Find every line containing the word "data" and report the count, nothing more.

-- START --

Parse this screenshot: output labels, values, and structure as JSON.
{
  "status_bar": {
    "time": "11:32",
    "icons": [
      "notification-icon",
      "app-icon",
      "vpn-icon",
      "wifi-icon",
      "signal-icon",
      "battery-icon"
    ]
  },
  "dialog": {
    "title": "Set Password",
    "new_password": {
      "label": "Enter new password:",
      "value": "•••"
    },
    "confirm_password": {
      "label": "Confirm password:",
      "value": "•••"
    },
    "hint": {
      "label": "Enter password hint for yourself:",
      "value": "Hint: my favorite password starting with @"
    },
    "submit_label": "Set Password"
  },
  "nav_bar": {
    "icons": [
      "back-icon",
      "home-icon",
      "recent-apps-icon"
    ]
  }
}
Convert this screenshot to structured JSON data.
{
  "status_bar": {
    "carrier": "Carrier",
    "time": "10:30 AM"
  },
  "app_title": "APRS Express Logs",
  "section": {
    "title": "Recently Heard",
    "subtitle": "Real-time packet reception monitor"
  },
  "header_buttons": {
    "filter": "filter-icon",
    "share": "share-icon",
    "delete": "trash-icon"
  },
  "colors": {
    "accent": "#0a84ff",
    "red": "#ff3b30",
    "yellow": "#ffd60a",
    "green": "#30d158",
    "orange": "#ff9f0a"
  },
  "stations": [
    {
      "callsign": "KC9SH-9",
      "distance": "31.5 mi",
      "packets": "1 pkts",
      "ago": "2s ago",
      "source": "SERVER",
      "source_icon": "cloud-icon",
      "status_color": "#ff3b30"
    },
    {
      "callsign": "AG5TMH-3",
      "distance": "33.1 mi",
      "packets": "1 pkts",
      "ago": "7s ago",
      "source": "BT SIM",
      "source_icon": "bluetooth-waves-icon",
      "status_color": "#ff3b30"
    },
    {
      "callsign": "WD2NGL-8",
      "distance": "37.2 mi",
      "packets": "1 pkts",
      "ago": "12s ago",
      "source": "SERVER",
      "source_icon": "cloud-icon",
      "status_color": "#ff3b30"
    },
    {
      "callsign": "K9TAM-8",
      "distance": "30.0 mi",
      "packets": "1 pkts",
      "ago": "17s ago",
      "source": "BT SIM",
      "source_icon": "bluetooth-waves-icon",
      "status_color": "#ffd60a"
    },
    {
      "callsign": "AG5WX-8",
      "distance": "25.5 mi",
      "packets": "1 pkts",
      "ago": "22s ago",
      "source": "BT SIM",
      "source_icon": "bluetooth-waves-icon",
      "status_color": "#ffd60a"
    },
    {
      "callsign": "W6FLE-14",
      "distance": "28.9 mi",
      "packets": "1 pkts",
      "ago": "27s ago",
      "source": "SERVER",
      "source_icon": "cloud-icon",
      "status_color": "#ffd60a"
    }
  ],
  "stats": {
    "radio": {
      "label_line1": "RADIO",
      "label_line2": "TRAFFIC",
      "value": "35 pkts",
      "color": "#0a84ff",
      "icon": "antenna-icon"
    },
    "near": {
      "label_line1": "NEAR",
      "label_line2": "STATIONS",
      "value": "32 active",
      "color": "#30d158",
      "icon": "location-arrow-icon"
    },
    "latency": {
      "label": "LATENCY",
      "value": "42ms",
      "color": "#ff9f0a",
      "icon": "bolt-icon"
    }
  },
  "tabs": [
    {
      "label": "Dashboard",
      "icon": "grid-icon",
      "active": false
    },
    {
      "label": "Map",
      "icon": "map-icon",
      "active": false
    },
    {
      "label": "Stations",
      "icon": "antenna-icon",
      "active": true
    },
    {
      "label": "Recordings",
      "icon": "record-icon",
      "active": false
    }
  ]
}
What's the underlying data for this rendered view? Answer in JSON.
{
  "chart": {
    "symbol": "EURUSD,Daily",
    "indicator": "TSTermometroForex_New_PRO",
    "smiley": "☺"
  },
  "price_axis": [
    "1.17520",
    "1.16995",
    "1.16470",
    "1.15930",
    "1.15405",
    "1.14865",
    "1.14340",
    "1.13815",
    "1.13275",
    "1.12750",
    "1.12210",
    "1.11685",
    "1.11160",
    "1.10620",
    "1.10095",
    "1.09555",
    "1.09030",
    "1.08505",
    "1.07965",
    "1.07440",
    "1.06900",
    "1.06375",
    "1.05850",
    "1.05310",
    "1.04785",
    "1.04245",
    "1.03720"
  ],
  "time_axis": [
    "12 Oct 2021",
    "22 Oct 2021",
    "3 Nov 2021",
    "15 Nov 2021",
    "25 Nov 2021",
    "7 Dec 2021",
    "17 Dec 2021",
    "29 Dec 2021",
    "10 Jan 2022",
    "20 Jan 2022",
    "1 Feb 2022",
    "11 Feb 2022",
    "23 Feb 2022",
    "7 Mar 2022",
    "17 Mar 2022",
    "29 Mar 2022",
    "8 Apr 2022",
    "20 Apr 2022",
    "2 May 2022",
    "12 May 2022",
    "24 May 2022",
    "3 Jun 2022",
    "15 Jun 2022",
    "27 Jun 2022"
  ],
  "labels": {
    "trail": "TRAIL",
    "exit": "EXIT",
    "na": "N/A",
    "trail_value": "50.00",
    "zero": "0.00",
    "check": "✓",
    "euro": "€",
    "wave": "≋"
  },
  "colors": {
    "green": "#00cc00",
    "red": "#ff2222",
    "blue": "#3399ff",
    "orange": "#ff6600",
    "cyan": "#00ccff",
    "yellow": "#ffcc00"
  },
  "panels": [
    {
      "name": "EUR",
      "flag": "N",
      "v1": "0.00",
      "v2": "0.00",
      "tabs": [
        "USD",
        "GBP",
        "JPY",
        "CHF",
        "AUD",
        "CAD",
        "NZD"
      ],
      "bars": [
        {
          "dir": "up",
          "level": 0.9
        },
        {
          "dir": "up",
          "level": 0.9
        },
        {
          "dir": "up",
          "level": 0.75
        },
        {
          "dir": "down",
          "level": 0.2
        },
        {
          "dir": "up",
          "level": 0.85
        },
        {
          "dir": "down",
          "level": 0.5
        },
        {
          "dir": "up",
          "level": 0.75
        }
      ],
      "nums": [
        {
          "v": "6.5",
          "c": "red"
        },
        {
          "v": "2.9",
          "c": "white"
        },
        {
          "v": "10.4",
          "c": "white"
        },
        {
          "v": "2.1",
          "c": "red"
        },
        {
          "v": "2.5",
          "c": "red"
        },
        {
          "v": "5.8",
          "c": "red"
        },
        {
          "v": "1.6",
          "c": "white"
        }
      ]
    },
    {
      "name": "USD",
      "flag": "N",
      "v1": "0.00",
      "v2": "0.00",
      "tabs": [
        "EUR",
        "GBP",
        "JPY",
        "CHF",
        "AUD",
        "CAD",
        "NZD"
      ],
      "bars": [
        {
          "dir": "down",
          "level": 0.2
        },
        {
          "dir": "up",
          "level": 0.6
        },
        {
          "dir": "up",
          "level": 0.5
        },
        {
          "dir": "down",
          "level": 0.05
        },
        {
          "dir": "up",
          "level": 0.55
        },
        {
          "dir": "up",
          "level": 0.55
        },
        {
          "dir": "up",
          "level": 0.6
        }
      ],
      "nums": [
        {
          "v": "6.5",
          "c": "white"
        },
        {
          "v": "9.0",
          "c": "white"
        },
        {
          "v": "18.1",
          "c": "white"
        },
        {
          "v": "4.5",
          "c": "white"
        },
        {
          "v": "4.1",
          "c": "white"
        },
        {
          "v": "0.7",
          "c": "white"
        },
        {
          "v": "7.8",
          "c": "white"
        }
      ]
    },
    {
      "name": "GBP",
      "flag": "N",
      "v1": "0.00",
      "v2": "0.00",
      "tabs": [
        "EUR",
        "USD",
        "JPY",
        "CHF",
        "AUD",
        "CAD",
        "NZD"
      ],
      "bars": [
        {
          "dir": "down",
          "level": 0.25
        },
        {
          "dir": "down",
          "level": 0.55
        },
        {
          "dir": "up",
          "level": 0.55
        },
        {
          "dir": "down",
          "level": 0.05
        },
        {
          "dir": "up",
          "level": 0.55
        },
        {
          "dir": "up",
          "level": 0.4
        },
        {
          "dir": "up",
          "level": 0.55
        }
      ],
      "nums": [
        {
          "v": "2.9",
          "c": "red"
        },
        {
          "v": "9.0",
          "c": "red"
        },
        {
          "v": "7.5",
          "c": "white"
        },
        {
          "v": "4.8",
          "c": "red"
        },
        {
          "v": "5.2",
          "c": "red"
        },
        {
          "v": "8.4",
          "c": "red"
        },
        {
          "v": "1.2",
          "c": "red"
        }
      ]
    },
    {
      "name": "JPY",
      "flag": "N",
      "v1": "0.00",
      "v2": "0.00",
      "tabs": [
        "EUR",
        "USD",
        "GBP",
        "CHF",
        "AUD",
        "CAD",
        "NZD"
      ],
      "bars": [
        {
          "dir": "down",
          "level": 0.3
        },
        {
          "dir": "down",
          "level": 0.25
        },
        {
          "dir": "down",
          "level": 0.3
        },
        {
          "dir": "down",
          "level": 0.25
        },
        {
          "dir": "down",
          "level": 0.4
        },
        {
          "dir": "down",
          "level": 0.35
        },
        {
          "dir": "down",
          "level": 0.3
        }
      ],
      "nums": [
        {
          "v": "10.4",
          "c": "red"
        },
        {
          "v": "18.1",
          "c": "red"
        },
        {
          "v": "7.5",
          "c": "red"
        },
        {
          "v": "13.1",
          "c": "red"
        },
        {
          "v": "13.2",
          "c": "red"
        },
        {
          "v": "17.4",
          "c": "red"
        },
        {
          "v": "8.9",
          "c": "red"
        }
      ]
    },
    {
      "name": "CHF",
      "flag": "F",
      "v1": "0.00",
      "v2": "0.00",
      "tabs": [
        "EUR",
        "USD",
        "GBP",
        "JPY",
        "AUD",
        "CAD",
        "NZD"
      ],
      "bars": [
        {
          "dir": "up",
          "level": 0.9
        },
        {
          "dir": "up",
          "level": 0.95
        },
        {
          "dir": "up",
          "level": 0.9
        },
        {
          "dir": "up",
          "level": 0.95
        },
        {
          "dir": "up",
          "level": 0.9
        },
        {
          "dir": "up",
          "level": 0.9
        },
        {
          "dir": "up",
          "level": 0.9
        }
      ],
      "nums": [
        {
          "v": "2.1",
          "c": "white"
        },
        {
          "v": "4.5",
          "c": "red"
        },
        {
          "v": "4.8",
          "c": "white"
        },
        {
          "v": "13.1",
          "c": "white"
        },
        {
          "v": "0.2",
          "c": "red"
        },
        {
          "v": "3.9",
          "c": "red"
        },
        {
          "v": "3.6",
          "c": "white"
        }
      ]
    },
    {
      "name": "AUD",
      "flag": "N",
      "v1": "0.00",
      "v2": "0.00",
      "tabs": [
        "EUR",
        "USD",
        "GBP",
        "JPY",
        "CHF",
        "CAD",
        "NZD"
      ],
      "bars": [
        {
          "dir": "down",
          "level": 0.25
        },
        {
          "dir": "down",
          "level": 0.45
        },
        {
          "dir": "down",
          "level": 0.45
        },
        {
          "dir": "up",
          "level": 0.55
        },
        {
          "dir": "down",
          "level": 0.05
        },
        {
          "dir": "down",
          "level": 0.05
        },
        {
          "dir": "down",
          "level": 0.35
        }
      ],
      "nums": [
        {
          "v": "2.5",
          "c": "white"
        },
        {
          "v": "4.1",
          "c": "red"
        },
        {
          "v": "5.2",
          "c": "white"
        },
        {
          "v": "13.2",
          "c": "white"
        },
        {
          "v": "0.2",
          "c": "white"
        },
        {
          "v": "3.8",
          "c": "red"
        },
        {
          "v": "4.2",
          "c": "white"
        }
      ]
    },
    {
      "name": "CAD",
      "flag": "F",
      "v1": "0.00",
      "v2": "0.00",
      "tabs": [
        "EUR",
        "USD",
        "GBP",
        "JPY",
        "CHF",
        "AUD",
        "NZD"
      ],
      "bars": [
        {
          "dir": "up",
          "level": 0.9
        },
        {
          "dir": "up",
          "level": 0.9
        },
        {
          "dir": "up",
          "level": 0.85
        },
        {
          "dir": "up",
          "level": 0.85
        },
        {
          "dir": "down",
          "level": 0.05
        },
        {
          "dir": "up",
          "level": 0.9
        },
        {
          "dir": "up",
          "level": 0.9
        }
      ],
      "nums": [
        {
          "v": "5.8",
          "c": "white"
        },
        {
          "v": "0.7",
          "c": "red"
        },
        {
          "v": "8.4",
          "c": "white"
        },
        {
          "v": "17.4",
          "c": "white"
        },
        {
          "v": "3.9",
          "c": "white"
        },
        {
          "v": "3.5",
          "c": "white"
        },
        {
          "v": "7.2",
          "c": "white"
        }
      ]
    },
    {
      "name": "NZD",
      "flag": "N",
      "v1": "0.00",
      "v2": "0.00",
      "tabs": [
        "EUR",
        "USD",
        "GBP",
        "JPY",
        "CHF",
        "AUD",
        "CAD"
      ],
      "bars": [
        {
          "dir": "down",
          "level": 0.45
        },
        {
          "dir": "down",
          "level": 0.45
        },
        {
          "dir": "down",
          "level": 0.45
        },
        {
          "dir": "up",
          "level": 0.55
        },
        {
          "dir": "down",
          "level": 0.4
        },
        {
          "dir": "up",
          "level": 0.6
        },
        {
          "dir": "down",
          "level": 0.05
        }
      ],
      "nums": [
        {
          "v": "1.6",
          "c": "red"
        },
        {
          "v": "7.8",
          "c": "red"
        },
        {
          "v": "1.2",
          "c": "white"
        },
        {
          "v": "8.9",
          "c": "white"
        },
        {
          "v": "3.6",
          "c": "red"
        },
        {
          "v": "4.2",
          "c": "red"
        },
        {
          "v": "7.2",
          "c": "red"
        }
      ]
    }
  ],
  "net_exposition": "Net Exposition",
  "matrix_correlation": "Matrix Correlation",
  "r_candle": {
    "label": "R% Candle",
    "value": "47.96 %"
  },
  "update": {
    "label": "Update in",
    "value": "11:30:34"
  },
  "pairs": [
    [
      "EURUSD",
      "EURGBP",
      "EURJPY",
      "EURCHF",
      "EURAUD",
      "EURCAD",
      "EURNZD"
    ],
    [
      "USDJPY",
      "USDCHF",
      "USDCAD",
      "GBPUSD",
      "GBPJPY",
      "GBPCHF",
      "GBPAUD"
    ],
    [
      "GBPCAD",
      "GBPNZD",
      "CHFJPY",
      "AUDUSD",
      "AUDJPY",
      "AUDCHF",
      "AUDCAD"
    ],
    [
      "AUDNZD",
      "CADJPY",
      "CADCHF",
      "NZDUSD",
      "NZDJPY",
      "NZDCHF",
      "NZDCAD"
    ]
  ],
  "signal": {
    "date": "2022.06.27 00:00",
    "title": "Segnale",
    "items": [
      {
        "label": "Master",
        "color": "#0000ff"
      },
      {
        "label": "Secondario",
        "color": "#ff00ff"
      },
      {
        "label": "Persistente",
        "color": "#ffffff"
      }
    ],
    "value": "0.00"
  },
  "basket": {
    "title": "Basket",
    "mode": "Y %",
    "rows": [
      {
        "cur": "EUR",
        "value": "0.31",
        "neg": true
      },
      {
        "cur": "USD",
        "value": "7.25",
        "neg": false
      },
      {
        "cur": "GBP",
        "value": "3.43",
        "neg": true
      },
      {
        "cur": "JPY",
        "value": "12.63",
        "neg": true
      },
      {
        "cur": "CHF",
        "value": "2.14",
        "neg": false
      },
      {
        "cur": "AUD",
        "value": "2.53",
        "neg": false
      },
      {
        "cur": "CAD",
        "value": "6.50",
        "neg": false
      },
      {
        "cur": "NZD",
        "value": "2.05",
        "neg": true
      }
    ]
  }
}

-- END --

* [Result]:
2